Extracted data entries:
☆ ☆ ☆

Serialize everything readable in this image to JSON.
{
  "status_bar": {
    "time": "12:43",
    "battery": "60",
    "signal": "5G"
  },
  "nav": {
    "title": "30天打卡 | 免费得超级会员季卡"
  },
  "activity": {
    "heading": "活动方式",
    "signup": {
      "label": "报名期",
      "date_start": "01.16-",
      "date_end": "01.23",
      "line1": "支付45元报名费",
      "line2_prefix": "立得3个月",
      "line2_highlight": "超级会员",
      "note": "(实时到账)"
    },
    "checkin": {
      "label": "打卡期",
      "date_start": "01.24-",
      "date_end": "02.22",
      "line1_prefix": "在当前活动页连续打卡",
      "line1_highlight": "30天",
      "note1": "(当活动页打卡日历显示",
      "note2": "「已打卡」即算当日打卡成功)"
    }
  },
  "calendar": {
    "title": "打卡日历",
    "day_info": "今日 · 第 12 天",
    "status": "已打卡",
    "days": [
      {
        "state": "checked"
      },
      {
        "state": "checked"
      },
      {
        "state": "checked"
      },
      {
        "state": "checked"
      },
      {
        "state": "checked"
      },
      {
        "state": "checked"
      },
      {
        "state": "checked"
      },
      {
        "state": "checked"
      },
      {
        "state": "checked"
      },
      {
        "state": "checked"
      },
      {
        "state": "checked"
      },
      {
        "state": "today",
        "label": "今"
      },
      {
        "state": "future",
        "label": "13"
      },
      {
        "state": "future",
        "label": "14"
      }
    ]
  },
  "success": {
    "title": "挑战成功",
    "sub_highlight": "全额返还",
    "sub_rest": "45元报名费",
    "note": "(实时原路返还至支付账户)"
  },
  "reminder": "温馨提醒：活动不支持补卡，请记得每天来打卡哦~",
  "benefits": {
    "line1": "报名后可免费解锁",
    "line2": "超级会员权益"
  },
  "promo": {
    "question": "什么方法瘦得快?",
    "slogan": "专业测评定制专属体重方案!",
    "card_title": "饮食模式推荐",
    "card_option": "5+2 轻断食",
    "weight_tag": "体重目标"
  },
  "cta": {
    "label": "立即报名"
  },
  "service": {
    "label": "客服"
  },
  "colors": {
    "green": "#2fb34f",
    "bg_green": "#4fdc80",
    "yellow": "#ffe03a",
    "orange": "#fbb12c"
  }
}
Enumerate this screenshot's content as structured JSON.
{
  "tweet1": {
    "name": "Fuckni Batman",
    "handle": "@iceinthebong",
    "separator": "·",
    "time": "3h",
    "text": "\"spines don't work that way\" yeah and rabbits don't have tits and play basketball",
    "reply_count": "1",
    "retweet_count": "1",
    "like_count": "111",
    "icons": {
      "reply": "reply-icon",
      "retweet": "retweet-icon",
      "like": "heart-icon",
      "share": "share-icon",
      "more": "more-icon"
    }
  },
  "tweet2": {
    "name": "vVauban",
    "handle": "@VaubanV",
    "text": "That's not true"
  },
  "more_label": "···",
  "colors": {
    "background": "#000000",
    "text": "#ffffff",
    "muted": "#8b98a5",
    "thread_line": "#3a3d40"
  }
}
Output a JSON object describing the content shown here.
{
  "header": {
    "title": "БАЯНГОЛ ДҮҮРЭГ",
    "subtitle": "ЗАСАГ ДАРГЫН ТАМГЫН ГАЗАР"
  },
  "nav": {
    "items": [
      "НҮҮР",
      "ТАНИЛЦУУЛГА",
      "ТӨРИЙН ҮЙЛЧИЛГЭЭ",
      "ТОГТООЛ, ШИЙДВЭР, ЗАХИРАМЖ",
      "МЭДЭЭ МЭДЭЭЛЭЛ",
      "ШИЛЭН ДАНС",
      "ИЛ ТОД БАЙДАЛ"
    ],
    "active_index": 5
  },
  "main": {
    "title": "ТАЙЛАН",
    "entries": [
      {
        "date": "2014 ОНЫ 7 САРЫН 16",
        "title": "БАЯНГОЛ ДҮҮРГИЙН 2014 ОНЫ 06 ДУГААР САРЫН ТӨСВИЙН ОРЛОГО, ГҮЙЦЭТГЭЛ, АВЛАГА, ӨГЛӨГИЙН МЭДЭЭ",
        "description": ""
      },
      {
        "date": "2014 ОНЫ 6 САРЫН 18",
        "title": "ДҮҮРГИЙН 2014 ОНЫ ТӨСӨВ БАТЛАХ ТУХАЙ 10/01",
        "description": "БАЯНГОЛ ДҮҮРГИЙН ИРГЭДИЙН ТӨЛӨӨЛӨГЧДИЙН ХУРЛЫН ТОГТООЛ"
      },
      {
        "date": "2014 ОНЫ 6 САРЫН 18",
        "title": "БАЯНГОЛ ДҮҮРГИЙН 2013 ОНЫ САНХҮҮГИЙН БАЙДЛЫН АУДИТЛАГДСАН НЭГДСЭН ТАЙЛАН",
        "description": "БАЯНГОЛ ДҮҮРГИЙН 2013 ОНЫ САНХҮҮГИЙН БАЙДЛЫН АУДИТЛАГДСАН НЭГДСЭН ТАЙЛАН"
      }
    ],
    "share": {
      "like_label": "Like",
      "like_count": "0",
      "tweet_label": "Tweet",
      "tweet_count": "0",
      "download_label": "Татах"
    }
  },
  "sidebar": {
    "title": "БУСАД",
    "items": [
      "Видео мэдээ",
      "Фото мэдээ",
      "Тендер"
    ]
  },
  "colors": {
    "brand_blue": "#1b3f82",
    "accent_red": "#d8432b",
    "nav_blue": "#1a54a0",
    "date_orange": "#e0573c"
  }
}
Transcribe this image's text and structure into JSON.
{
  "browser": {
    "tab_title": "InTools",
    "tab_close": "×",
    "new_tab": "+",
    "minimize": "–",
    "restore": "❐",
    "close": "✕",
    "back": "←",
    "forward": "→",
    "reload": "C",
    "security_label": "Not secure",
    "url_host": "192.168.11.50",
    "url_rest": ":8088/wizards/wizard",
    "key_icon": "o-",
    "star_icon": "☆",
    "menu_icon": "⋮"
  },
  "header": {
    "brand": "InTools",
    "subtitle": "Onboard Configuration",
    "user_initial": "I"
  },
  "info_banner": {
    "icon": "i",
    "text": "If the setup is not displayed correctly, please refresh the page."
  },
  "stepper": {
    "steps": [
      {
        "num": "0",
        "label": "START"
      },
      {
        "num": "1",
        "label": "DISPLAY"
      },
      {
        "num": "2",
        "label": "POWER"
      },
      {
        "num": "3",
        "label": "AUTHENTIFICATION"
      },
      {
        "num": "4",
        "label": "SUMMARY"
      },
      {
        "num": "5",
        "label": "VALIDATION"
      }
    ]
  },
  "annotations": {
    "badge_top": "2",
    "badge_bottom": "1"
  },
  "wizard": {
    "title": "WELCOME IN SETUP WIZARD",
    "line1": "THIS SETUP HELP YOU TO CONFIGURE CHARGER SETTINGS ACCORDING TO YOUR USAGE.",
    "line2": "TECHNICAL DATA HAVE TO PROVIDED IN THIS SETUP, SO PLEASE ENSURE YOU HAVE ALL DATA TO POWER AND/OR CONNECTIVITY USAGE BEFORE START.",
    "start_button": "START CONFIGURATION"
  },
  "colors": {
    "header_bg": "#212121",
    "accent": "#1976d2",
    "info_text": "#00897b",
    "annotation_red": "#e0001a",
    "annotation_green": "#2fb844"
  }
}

☆ ☆ ☆

■ **PROBLEM STATEMENT**
Your task is to quote the listing above word for word.

■ **PROBLEM SOLUTION**
Serialize everything readable in this image to JSON.
{
  "status_bar": {
    "time": "12:43",
    "battery": "60",
    "signal": "5G"
  },
  "nav": {
    "title": "30天打卡 | 免费得超级会员季卡"
  },
  "activity": {
    "heading": "活动方式",
    "signup": {
      "label": "报名期",
      "date_start": "01.16-",
      "date_end": "01.23",
      "line1": "支付45元报名费",
      "line2_prefix": "立得3个月",
      "line2_highlight": "超级会员",
      "note": "(实时到账)"
    },
    "checkin": {
      "label": "打卡期",
      "date_start": "01.24-",
      "date_end": "02.22",
      "line1_prefix": "在当前活动页连续打卡",
      "line1_highlight": "30天",
      "note1": "(当活动页打卡日历显示",
      "note2": "「已打卡」即算当日打卡成功)"
    }
  },
  "calendar": {
    "title": "打卡日历",
    "day_info": "今日 · 第 12 天",
    "status": "已打卡",
    "days": [
      {
        "state": "checked"
      },
      {
        "state": "checked"
      },
      {
        "state": "checked"
      },
      {
        "state": "checked"
      },
      {
        "state": "checked"
      },
      {
        "state": "checked"
      },
      {
        "state": "checked"
      },
      {
        "state": "checked"
      },
      {
        "state": "checked"
      },
      {
        "state": "checked"
      },
      {
        "state": "checked"
      },
      {
        "state": "today",
        "label": "今"
      },
      {
        "state": "future",
        "label": "13"
      },
      {
        "state": "future",
        "label": "14"
      }
    ]
  },
  "success": {
    "title": "挑战成功",
    "sub_highlight": "全额返还",
    "sub_rest": "45元报名费",
    "note": "(实时原路返还至支付账户)"
  },
  "reminder": "温馨提醒：活动不支持补卡，请记得每天来打卡哦~",
  "benefits": {
    "line1": "报名后可免费解锁",
    "line2": "超级会员权益"
  },
  "promo": {
    "question": "什么方法瘦得快?",
    "slogan": "专业测评定制专属体重方案!",
    "card_title": "饮食模式推荐",
    "card_option": "5+2 轻断食",
    "weight_tag": "体重目标"
  },
  "cta": {
    "label": "立即报名"
  },
  "service": {
    "label": "客服"
  },
  "colors": {
    "green": "#2fb34f",
    "bg_green": "#4fdc80",
    "yellow": "#ffe03a",
    "orange": "#fbb12c"
  }
}
Enumerate this screenshot's content as structured JSON.
{
  "tweet1": {
    "name": "Fuckni Batman",
    "handle": "@iceinthebong",
    "separator": "·",
    "time": "3h",
    "text": "\"spines don't work that way\" yeah and rabbits don't have tits and play basketball",
    "reply_count": "1",
    "retweet_count": "1",
    "like_count": "111",
    "icons": {
      "reply": "reply-icon",
      "retweet": "retweet-icon",
      "like": "heart-icon",
      "share": "share-icon",
      "more": "more-icon"
    }
  },
  "tweet2": {
    "name": "vVauban",
    "handle": "@VaubanV",
    "text": "That's not true"
  },
  "more_label": "···",
  "colors": {
    "background": "#000000",
    "text": "#ffffff",
    "muted": "#8b98a5",
    "thread_line": "#3a3d40"
  }
}
Output a JSON object describing the content shown here.
{
  "header": {
    "title": "БАЯНГОЛ ДҮҮРЭГ",
    "subtitle": "ЗАСАГ ДАРГЫН ТАМГЫН ГАЗАР"
  },
  "nav": {
    "items": [
      "НҮҮР",
      "ТАНИЛЦУУЛГА",
      "ТӨРИЙН ҮЙЛЧИЛГЭЭ",
      "ТОГТООЛ, ШИЙДВЭР, ЗАХИРАМЖ",
      "МЭДЭЭ МЭДЭЭЛЭЛ",
      "ШИЛЭН ДАНС",
      "ИЛ ТОД БАЙДАЛ"
    ],
    "active_index": 5
  },
  "main": {
    "title": "ТАЙЛАН",
    "entries": [
      {
        "date": "2014 ОНЫ 7 САРЫН 16",
        "title": "БАЯНГОЛ ДҮҮРГИЙН 2014 ОНЫ 06 ДУГААР САРЫН ТӨСВИЙН ОРЛОГО, ГҮЙЦЭТГЭЛ, АВЛАГА, ӨГЛӨГИЙН МЭДЭЭ",
        "description": ""
      },
      {
        "date": "2014 ОНЫ 6 САРЫН 18",
        "title": "ДҮҮРГИЙН 2014 ОНЫ ТӨСӨВ БАТЛАХ ТУХАЙ 10/01",
        "description": "БАЯНГОЛ ДҮҮРГИЙН ИРГЭДИЙН ТӨЛӨӨЛӨГЧДИЙН ХУРЛЫН ТОГТООЛ"
      },
      {
        "date": "2014 ОНЫ 6 САРЫН 18",
        "title": "БАЯНГОЛ ДҮҮРГИЙН 2013 ОНЫ САНХҮҮГИЙН БАЙДЛЫН АУДИТЛАГДСАН НЭГДСЭН ТАЙЛАН",
        "description": "БАЯНГОЛ ДҮҮРГИЙН 2013 ОНЫ САНХҮҮГИЙН БАЙДЛЫН АУДИТЛАГДСАН НЭГДСЭН ТАЙЛАН"
      }
    ],
    "share": {
      "like_label": "Like",
      "like_count": "0",
      "tweet_label": "Tweet",
      "tweet_count": "0",
      "download_label": "Татах"
    }
  },
  "sidebar": {
    "title": "БУСАД",
    "items": [
      "Видео мэдээ",
      "Фото мэдээ",
      "Тендер"
    ]
  },
  "colors": {
    "brand_blue": "#1b3f82",
    "accent_red": "#d8432b",
    "nav_blue": "#1a54a0",
    "date_orange": "#e0573c"
  }
}
Transcribe this image's text and structure into JSON.
{
  "browser": {
    "tab_title": "InTools",
    "tab_close": "×",
    "new_tab": "+",
    "minimize": "–",
    "restore": "❐",
    "close": "✕",
    "back": "←",
    "forward": "→",
    "reload": "C",
    "security_label": "Not secure",
    "url_host": "192.168.11.50",
    "url_rest": ":8088/wizards/wizard",
    "key_icon": "o-",
    "star_icon": "☆",
    "menu_icon": "⋮"
  },
  "header": {
    "brand": "InTools",
    "subtitle": "Onboard Configuration",
    "user_initial": "I"
  },
  "info_banner": {
    "icon": "i",
    "text": "If the setup is not displayed correctly, please refresh the page."
  },
  "stepper": {
    "steps": [
      {
        "num": "0",
        "label": "START"
      },
      {
        "num": "1",
        "label": "DISPLAY"
      },
      {
        "num": "2",
        "label": "POWER"
      },
      {
        "num": "3",
        "label": "AUTHENTIFICATION"
      },
      {
        "num": "4",
        "label": "SUMMARY"
      },
      {
        "num": "5",
        "label": "VALIDATION"
      }
    ]
  },
  "annotations": {
    "badge_top": "2",
    "badge_bottom": "1"
  },
  "wizard": {
    "title": "WELCOME IN SETUP WIZARD",
    "line1": "THIS SETUP HELP YOU TO CONFIGURE CHARGER SETTINGS ACCORDING TO YOUR USAGE.",
    "line2": "TECHNICAL DATA HAVE TO PROVIDED IN THIS SETUP, SO PLEASE ENSURE YOU HAVE ALL DATA TO POWER AND/OR CONNECTIVITY USAGE BEFORE START.",
    "start_button": "START CONFIGURATION"
  },
  "colors": {
    "header_bg": "#212121",
    "accent": "#1976d2",
    "info_text": "#00897b",
    "annotation_red": "#e0001a",
    "annotation_green": "#2fb844"
  }
}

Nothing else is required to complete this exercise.